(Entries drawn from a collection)
########

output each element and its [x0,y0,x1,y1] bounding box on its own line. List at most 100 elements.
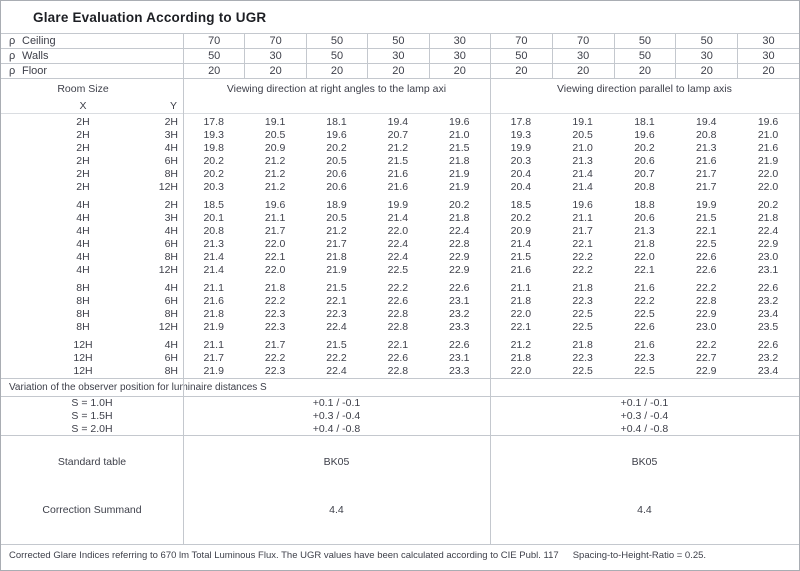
ugr-value: 21.8 [510,352,532,364]
ugr-value: 21.0 [757,129,779,141]
observer-distance-row: S = 1.0H +0.1 / -0.1 +0.1 / -0.1 [1,397,799,410]
ugr-value: 20.2 [203,155,224,167]
ugr-value: 22.5 [572,365,593,377]
ugr-row: 4H 2H 18.5 19.6 18.9 19.9 20.2 18.5 19.6 18.8 19.9… [1,199,799,212]
ugr-value: 22.0 [634,251,655,263]
ugr-value: 22.7 [696,352,717,364]
ugr-value: 21.7 [264,225,286,237]
room-y-value: 12H [158,321,178,333]
ugr-value: 22.9 [449,264,470,276]
ugr-value: 22.3 [264,308,286,320]
row-indent [1,264,28,277]
ugr-value: 22.2 [387,282,409,294]
ugr-value: 20.2 [510,212,532,224]
reflectance-value: 20 [613,64,676,78]
ugr-row: 12H 6H 21.7 22.2 22.2 22.6 23.1 21.8 22.3 22.3 22.… [1,352,799,365]
room-y-value: 2H [164,116,178,128]
correction-summand-value-parallel: 4.4 [637,504,652,516]
ugr-value: 21.7 [264,339,286,351]
ugr-value: 21.6 [387,168,409,180]
ugr-value: 22.6 [387,352,409,364]
row-indent [1,142,28,155]
ugr-value: 21.5 [449,142,470,154]
ugr-value: 22.3 [326,308,347,320]
ugr-value: 20.2 [326,142,347,154]
ugr-value: 22.1 [572,238,593,250]
room-y-value: 4H [164,339,178,351]
ugr-value: 19.1 [572,116,593,128]
empty-strip [1,532,799,544]
ugr-value: 21.5 [696,212,717,224]
ugr-value: 21.2 [510,339,532,351]
ugr-value: 22.4 [326,365,347,377]
room-x-value: 2H [76,129,90,141]
ugr-row: 2H 2H 17.8 19.1 18.1 19.4 19.6 17.8 19.1 18.1 19.4… [1,116,799,129]
ugr-value: 21.5 [326,282,347,294]
ugr-value: 22.8 [449,238,470,250]
reflectance-value: 20 [489,64,552,78]
reflectance-value: 20 [675,64,737,78]
ugr-values-table: 2H 2H 17.8 19.1 18.1 19.4 19.6 17.8 19.1 18.1 19.4… [1,114,799,378]
room-x-value: 2H [76,116,90,128]
room-x-value: 8H [76,308,90,320]
ugr-value: 19.6 [449,116,470,128]
row-indent [1,238,28,251]
ugr-value: 22.6 [634,321,655,333]
ugr-value: 22.0 [510,365,532,377]
ugr-value: 22.6 [449,339,470,351]
ugr-value: 21.2 [387,142,409,154]
ugr-value: 20.9 [264,142,286,154]
ugr-row: 8H 12H 21.9 22.3 22.4 22.8 23.3 22.1 22.5 22.6 23.… [1,321,799,334]
column-divider-left [183,34,184,544]
ugr-value: 22.2 [572,264,593,276]
correction-range-right-angles: +0.1 / -0.1 [312,397,361,409]
ugr-value: 21.1 [572,212,593,224]
reflectance-value: 70 [244,34,305,48]
ugr-value: 22.3 [264,365,286,377]
ugr-value: 21.2 [264,181,286,193]
row-indent [1,155,28,168]
row-indent [1,212,28,225]
ugr-value: 20.7 [634,168,655,180]
ugr-value: 22.6 [757,339,779,351]
ugr-value: 22.5 [634,308,655,320]
room-y-value: 8H [164,251,178,263]
right-angles-section-header: Viewing direction at right angles to the… [226,83,447,95]
ugr-value: 22.4 [387,238,409,250]
ugr-value: 22.2 [572,251,593,263]
ugr-value: 22.3 [572,295,593,307]
ugr-value: 20.6 [634,212,655,224]
ugr-value: 21.5 [510,251,532,263]
ugr-value: 21.6 [510,264,532,276]
room-y-value: 4H [164,225,178,237]
ugr-value: 22.9 [449,251,470,263]
ugr-value: 19.4 [387,116,409,128]
room-x-value: 8H [76,282,90,294]
ugr-value: 22.0 [510,308,532,320]
ugr-value: 19.8 [203,142,224,154]
ugr-value: 21.1 [264,212,286,224]
ugr-value: 20.8 [634,181,655,193]
ugr-value: 17.8 [203,116,224,128]
room-x-value: 4H [76,251,90,263]
ugr-value: 18.8 [634,199,655,211]
room-x-value: 2H [76,142,90,154]
ugr-value: 22.2 [696,282,717,294]
ugr-value: 21.3 [572,155,593,167]
room-y-value: 3H [164,212,178,224]
room-x-value: 4H [76,264,90,276]
room-x-value: 2H [76,168,90,180]
rho-symbol: ρ [9,65,16,77]
reflectance-value: 50 [305,49,367,63]
room-y-value: 6H [164,155,178,167]
reflectance-surface-name: Floor [22,65,48,77]
room-x-value: 4H [76,238,90,250]
ugr-value: 22.8 [387,321,409,333]
reflectance-row: ρ Floor 20 20 20 20 20 20 20 20 20 20 [1,64,799,79]
correction-summand-row: Correction Summand 4.4 4.4 [1,488,799,532]
room-y-value: 8H [164,168,178,180]
distance-label: S = 1.0H [71,397,113,409]
ugr-value: 22.3 [264,321,286,333]
correction-range-parallel: +0.3 / -0.4 [620,410,669,422]
ugr-value: 21.2 [264,168,286,180]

########

**TASK GOAL**
Pick out every line in the listing above that contains the string "Floor", and copy each one. Case counts.

**ANSWER TO THIS EXERCISE**
reflectance-surface-name: Floor [22,65,48,77]
reflectance-row: ρ Floor 20 20 20 20 20 20 20 20 20 20 [1,64,799,79]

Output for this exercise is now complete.